Happy Sunday everybody! My goal for this weekend was to buy a bike. Mission accomplished. I walked down to the local bike store today, shopped around, spied a bike that I loved, found out it cost a month's salary and decided to go with a bike I found acceptable. I purchased an American Eagle brand bike. I found it oddly fitting. It's functional; it'll get me around, but it's not like my bike in the states. Compared to my old bike, the Eagle needs to go on a diet. It is heavy, but we'll manage.
I was a pretty shrewd businessman at the bike store. I've been listening to my Korean tapes and they've been teaching me phrases like: "The weather is nice," and "Would you like to have dinner at my place?" Never mind the fact that if I ask a Korean person to have dinner and they say yes, the only thing I could talk about over and over again is how nice the weather was. I was starting to question the validity of these Korean lessons when, at the bike shop, the phrase, "Please give me a discount," shot into my head. This was a sentence that I filed under, "something I'll probably never use," but I decided to give it a try and the guy at the shop knocked thirty bucks off the price! I think I startled him with my sudden burst of demanding Korean. The other guy in the store started laughing and I knew that I was a hit.
This is something that I don't understand though. Bargaining is common in Korea. It's not so much the act of bargaining that I don't get, but the items that are bargained for. I've haggled for items in Mexico when I'm looking to buy a handmade chess set or a bongo drum. These are novelties, but here you bargain over things like bicycles and electronics. With a hand made Guatemalan shirt the price is negotiable. Here it seems like these items should have a set price. What does the salesman tell you about a camera that you want to purchase? "I can't possibly go that low. It took me all day to make this thing." Still, it looks like this bargaining thing might work to my advantage.

(Page segmentation data)
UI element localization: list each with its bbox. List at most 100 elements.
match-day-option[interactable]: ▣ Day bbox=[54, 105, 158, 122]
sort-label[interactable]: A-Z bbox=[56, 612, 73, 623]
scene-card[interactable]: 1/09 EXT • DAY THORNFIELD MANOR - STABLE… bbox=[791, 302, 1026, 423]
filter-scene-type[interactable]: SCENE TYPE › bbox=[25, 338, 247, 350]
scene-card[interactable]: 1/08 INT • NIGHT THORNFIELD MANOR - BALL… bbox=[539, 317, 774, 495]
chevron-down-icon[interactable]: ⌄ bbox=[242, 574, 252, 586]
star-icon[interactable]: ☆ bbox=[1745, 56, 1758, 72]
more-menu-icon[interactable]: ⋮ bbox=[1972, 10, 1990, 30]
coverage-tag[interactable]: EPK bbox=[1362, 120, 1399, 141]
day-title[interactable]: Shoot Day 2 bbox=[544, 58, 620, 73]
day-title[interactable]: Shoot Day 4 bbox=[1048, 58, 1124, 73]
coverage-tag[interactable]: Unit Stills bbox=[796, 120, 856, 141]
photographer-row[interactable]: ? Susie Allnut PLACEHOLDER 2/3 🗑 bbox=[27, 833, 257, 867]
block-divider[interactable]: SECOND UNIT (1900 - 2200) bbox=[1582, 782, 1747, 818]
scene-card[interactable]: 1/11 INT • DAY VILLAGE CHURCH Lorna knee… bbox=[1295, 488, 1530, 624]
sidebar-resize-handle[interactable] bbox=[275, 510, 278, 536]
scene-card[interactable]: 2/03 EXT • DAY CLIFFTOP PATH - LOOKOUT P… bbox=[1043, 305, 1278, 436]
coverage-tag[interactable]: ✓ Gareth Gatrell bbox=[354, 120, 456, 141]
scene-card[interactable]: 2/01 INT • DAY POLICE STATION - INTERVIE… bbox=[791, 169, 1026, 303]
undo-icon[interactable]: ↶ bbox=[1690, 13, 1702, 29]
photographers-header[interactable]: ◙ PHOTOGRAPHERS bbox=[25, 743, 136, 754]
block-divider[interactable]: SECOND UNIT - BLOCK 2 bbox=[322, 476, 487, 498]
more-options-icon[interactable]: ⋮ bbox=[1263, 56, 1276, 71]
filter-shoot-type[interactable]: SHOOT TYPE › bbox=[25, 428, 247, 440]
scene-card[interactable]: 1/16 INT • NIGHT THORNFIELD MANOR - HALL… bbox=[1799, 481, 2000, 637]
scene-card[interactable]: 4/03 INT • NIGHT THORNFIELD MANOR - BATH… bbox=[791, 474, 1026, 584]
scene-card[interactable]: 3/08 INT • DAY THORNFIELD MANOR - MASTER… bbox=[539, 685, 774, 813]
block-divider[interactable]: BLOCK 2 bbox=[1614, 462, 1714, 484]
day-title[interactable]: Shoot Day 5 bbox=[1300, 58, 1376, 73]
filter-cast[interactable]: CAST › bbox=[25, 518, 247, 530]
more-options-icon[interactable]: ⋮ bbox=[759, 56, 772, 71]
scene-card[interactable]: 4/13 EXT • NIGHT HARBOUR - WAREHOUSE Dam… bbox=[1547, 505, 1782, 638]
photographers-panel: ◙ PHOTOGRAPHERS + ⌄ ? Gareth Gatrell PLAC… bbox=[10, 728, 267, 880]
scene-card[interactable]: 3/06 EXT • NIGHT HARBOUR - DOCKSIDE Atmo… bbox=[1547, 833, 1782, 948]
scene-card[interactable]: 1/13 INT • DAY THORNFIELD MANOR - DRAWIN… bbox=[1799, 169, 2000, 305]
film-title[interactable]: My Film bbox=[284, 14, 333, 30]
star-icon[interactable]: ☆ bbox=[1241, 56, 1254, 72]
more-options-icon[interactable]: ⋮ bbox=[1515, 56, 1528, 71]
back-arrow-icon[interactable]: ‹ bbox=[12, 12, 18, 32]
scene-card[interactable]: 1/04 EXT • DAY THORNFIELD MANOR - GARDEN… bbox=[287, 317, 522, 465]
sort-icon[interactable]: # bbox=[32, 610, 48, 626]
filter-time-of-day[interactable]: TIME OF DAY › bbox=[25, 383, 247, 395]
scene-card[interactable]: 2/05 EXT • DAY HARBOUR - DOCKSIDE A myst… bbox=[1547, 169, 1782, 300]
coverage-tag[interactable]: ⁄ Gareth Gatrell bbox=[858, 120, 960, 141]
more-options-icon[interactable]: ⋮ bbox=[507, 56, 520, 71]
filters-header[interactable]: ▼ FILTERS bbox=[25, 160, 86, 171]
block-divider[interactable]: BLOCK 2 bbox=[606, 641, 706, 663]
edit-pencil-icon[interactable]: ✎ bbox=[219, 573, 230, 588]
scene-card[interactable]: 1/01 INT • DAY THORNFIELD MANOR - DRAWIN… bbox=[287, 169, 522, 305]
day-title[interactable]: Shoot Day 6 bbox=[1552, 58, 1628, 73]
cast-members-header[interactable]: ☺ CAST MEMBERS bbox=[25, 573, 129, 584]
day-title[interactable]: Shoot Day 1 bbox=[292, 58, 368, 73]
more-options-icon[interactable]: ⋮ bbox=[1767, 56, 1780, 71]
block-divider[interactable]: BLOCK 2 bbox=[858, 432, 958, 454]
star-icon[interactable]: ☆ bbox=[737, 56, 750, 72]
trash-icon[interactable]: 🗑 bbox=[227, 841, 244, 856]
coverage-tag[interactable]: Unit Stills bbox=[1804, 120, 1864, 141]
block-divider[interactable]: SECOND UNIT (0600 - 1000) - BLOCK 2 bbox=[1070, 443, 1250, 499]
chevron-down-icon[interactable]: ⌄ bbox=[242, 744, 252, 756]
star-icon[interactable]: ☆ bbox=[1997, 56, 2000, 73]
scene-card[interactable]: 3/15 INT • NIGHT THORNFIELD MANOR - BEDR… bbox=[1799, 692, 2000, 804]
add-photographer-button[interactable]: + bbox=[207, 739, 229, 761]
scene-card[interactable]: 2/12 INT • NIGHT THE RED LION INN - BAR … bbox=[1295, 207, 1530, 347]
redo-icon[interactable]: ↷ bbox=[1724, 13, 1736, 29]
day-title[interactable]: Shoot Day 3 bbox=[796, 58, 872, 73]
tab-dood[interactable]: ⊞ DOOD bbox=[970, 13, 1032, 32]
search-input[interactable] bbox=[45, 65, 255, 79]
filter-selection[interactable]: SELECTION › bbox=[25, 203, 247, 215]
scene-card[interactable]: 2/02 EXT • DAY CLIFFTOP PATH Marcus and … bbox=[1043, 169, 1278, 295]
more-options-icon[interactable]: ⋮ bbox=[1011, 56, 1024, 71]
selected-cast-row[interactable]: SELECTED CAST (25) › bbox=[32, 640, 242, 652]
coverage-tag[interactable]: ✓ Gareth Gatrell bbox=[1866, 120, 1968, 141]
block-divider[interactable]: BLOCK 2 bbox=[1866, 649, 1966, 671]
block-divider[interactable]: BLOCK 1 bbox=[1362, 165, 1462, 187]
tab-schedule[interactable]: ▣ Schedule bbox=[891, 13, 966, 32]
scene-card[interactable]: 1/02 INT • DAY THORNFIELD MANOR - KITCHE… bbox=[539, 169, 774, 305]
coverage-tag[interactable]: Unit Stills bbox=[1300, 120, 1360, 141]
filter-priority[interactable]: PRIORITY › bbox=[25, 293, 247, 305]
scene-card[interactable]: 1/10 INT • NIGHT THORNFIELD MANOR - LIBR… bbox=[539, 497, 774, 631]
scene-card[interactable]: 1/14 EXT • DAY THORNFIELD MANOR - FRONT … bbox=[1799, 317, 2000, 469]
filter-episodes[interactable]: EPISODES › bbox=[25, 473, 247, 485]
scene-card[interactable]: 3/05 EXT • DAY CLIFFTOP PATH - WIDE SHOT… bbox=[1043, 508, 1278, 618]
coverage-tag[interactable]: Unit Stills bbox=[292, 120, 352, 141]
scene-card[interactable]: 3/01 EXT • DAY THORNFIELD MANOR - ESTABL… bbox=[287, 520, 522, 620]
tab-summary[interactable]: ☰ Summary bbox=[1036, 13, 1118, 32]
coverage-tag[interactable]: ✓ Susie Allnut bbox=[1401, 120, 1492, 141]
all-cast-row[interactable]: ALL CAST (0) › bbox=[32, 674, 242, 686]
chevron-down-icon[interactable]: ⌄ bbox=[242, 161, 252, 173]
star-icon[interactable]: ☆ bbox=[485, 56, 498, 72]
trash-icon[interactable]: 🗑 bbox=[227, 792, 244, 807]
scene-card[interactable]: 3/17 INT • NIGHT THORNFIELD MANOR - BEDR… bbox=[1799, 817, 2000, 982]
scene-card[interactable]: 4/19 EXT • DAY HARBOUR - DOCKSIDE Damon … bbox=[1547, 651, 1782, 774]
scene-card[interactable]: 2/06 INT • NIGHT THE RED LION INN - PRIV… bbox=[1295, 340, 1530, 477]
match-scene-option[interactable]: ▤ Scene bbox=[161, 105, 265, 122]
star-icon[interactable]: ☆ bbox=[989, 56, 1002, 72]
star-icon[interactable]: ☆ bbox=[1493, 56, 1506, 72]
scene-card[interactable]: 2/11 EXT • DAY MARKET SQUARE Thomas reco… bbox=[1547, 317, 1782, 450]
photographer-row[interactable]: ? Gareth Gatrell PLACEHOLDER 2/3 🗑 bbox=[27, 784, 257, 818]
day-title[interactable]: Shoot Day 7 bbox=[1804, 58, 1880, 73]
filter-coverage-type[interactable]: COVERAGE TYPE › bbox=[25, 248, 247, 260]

ACTIVITY: Write the next part of the blog post about buying a bike in Korea, starting right after its last sentence. The items above have nothing to do with the text and can be set aside.

EXERCISE ANSWER:
Later on, I took my new purchase on a spin around the riverwalk. It's starting to get nice out so all of Korea was outside. There's miles and miles of paths along the river and people were out riding every sort of wheeled contraption imaginable. This made my bike ride a bit hectic as the road bikers were scattered along the path, so were the octogenarians traveling at half the speed of smell, the wanna-be speed skaters on their thousand dollar roller blades, the five-year olds on their new bikes, the couples on their first date who made the horrendous mistake of deciding to go rollerblading, the fashion queens out for a Sunday stroll, the dog walkers, etc. Because of the number and the mix of people, bike riding was be a bit chaotic. I didn't help much either. Where did I fit in? I'll say that my group was relatively small: the speeding waygook. I haven't been outside that much since I arrived here so once I hopped on the Eagle, I was gone. I was weaving in and out of Koreans, just a foreign blur. I imagine that after a few weeks of riding that trail I'll become notorious, "Aiyee, look out! It's the American Eagle!" One can only hope.